Records to use start
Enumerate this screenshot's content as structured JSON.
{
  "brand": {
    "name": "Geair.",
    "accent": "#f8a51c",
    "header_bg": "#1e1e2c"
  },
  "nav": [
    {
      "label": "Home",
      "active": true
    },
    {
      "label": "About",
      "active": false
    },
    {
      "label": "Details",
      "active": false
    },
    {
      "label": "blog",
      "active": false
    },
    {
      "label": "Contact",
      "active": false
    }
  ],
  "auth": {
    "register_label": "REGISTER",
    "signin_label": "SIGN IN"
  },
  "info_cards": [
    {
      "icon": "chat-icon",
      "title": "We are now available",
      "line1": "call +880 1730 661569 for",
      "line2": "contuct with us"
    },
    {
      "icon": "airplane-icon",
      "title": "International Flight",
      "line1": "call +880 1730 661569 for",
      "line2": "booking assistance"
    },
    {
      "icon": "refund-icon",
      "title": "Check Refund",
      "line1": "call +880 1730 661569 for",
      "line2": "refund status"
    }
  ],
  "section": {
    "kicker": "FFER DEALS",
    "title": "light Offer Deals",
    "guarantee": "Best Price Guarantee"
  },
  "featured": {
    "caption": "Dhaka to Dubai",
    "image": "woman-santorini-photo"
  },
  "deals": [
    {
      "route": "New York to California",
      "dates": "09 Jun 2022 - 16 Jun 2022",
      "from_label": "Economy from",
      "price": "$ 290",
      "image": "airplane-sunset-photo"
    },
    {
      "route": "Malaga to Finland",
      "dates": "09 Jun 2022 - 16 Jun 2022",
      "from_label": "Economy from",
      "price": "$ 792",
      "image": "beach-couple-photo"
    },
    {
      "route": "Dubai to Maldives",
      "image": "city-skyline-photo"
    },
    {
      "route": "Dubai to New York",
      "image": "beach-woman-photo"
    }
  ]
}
Records to use end
Records to use start
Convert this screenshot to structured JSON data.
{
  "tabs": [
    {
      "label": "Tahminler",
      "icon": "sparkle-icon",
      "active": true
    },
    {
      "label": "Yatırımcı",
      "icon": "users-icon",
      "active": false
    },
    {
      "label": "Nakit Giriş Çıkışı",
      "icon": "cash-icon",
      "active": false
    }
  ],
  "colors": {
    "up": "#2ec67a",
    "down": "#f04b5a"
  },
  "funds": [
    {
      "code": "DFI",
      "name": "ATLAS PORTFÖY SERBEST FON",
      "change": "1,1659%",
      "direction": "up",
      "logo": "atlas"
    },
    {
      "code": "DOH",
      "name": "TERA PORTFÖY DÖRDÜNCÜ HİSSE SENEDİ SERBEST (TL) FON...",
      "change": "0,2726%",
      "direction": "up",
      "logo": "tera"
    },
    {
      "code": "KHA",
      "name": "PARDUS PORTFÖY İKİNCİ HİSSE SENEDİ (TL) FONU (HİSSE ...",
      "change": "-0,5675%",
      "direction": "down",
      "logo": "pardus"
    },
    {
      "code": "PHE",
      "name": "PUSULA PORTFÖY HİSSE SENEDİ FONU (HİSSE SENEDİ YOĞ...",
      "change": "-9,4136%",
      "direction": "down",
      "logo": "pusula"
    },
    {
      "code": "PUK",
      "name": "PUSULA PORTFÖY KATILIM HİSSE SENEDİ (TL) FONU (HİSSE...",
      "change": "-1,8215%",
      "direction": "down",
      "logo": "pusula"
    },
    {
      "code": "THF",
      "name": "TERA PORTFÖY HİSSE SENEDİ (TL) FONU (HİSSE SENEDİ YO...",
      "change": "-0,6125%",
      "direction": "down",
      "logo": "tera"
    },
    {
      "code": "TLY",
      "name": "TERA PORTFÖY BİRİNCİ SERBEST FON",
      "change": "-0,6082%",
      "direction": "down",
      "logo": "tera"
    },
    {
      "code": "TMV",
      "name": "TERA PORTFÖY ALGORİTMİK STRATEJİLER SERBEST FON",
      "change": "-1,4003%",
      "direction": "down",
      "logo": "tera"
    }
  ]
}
Records to use end
(Exercise aim): Of the lines in this listing, how many contain "SERBEST"? Reply with the number and nothing more.

(Solution to this problem): 4